[Records from a collection of figures]
— START —

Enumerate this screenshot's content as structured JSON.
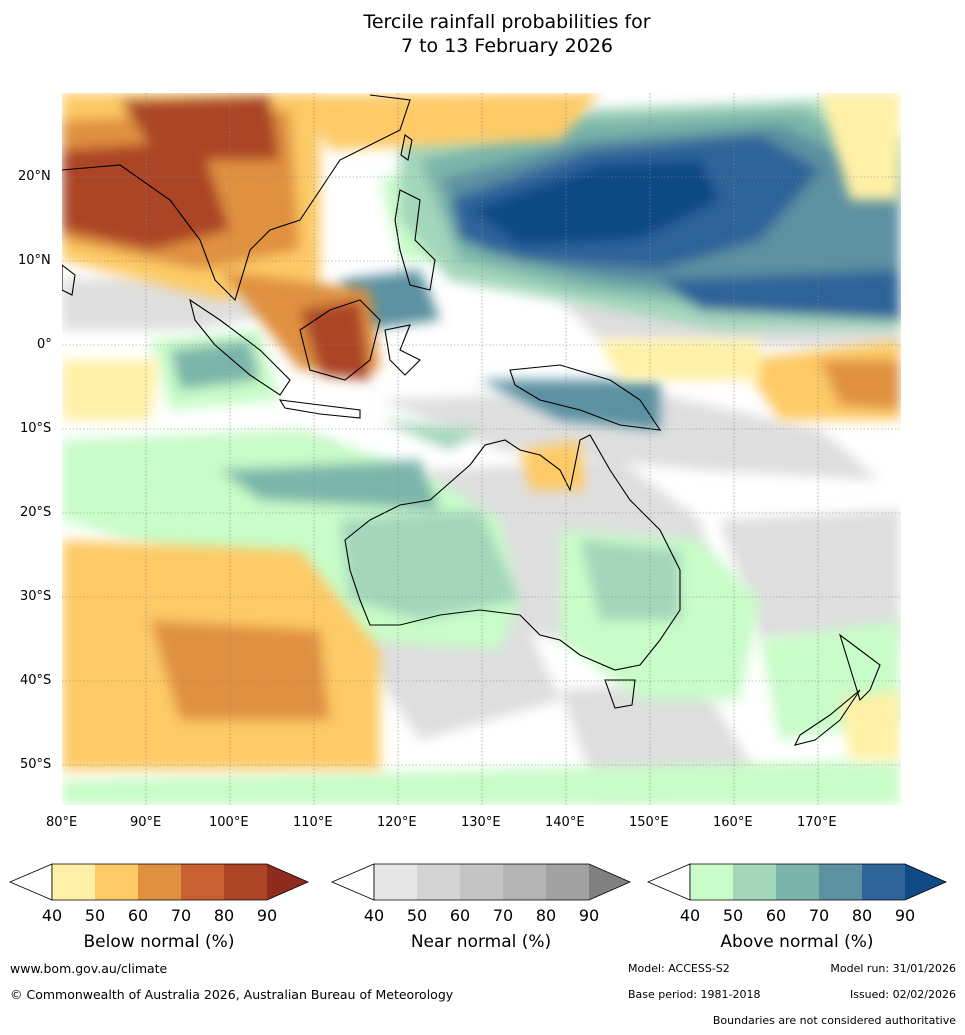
{
  "title": {
    "line1": "Tercile rainfall probabilities for",
    "line2": "7 to 13 February 2026"
  },
  "map": {
    "lat_labels": [
      "20°N",
      "10°N",
      "0°",
      "10°S",
      "20°S",
      "30°S",
      "40°S",
      "50°S"
    ],
    "lon_labels": [
      "80°E",
      "90°E",
      "100°E",
      "110°E",
      "120°E",
      "130°E",
      "140°E",
      "150°E",
      "160°E",
      "170°E"
    ]
  },
  "legends": [
    {
      "name": "below",
      "caption": "Below normal (%)",
      "ticks": [
        "40",
        "50",
        "60",
        "70",
        "80",
        "90"
      ],
      "colors": [
        "#fff0a6",
        "#fdca66",
        "#e09140",
        "#c9602f",
        "#ac4425",
        "#8f2b1c"
      ]
    },
    {
      "name": "near",
      "caption": "Near normal (%)",
      "ticks": [
        "40",
        "50",
        "60",
        "70",
        "80",
        "90"
      ],
      "colors": [
        "#e6e6e6",
        "#d4d4d4",
        "#c4c4c4",
        "#b4b4b4",
        "#a1a1a1",
        "#808080"
      ]
    },
    {
      "name": "above",
      "caption": "Above normal (%)",
      "ticks": [
        "40",
        "50",
        "60",
        "70",
        "80",
        "90"
      ],
      "colors": [
        "#c8fcc8",
        "#a3d6bb",
        "#7bb5aa",
        "#5b91a1",
        "#2f649a",
        "#104a85"
      ]
    }
  ],
  "footer": {
    "url": "www.bom.gov.au/climate",
    "copyright": "© Commonwealth of Australia 2026, Australian Bureau of Meteorology",
    "model": "Model: ACCESS-S2",
    "model_run": "Model run: 31/01/2026",
    "base_period": "Base period: 1981-2018",
    "issued": "Issued: 02/02/2026",
    "disclaimer": "Boundaries are not considered authoritative"
  }
}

— END —

Work required
Retype the whole listing, keeping every line identical and omitting all pictures.

Response to the task
Enumerate this screenshot's content as structured JSON.
{
  "title": {
    "line1": "Tercile rainfall probabilities for",
    "line2": "7 to 13 February 2026"
  },
  "map": {
    "lat_labels": [
      "20°N",
      "10°N",
      "0°",
      "10°S",
      "20°S",
      "30°S",
      "40°S",
      "50°S"
    ],
    "lon_labels": [
      "80°E",
      "90°E",
      "100°E",
      "110°E",
      "120°E",
      "130°E",
      "140°E",
      "150°E",
      "160°E",
      "170°E"
    ]
  },
  "legends": [
    {
      "name": "below",
      "caption": "Below normal (%)",
      "ticks": [
        "40",
        "50",
        "60",
        "70",
        "80",
        "90"
      ],
      "colors": [
        "#fff0a6",
        "#fdca66",
        "#e09140",
        "#c9602f",
        "#ac4425",
        "#8f2b1c"
      ]
    },
    {
      "name": "near",
      "caption": "Near normal (%)",
      "ticks": [
        "40",
        "50",
        "60",
        "70",
        "80",
        "90"
      ],
      "colors": [
        "#e6e6e6",
        "#d4d4d4",
        "#c4c4c4",
        "#b4b4b4",
        "#a1a1a1",
        "#808080"
      ]
    },
    {
      "name": "above",
      "caption": "Above normal (%)",
      "ticks": [
        "40",
        "50",
        "60",
        "70",
        "80",
        "90"
      ],
      "colors": [
        "#c8fcc8",
        "#a3d6bb",
        "#7bb5aa",
        "#5b91a1",
        "#2f649a",
        "#104a85"
      ]
    }
  ],
  "footer": {
    "url": "www.bom.gov.au/climate",
    "copyright": "© Commonwealth of Australia 2026, Australian Bureau of Meteorology",
    "model": "Model: ACCESS-S2",
    "model_run": "Model run: 31/01/2026",
    "base_period": "Base period: 1981-2018",
    "issued": "Issued: 02/02/2026",
    "disclaimer": "Boundaries are not considered authoritative"
  }
}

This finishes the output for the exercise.